-- START Records shown --
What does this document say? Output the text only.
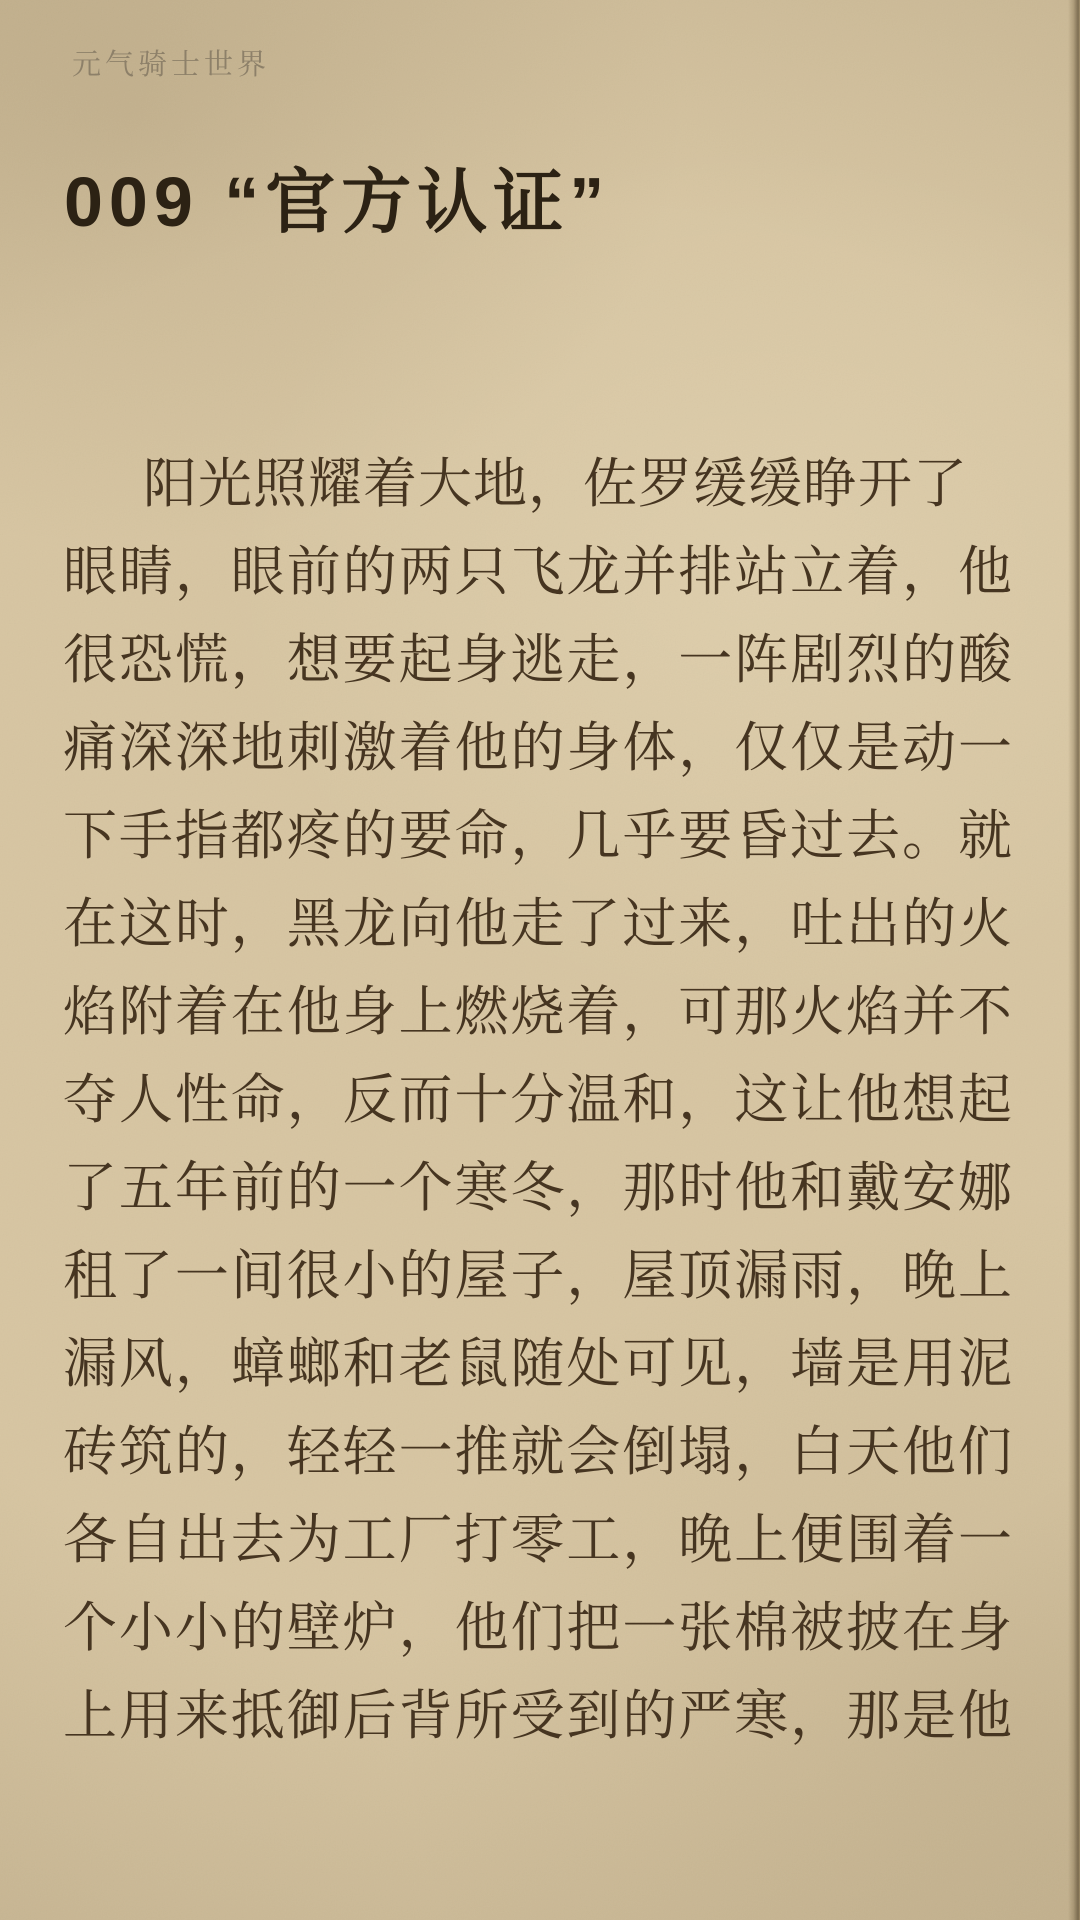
元气骑士世界
009 “官方认证”
阳光照耀着大地，佐罗缓缓睁开了
眼睛，眼前的两只飞龙并排站立着，他
很恐慌，想要起身逃走，一阵剧烈的酸
痛深深地刺激着他的身体，仅仅是动一
下手指都疼的要命，几乎要昏过去。就
在这时，黑龙向他走了过来，吐出的火
焰附着在他身上燃烧着，可那火焰并不
夺人性命，反而十分温和，这让他想起
了五年前的一个寒冬，那时他和戴安娜
租了一间很小的屋子，屋顶漏雨，晚上
漏风，蟑螂和老鼠随处可见，墙是用泥
砖筑的，轻轻一推就会倒塌，白天他们
各自出去为工厂打零工，晚上便围着一
个小小的壁炉，他们把一张棉被披在身
上用来抵御后背所受到的严寒，那是他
-- END Records shown --
Reproduce every line above as written, skipping pictures.

Final result:
What does this document say? Output the text only.
元气骑士世界
009 “官方认证”
阳光照耀着大地，佐罗缓缓睁开了
眼睛，眼前的两只飞龙并排站立着，他
很恐慌，想要起身逃走，一阵剧烈的酸
痛深深地刺激着他的身体，仅仅是动一
下手指都疼的要命，几乎要昏过去。就
在这时，黑龙向他走了过来，吐出的火
焰附着在他身上燃烧着，可那火焰并不
夺人性命，反而十分温和，这让他想起
了五年前的一个寒冬，那时他和戴安娜
租了一间很小的屋子，屋顶漏雨，晚上
漏风，蟑螂和老鼠随处可见，墙是用泥
砖筑的，轻轻一推就会倒塌，白天他们
各自出去为工厂打零工，晚上便围着一
个小小的壁炉，他们把一张棉被披在身
上用来抵御后背所受到的严寒，那是他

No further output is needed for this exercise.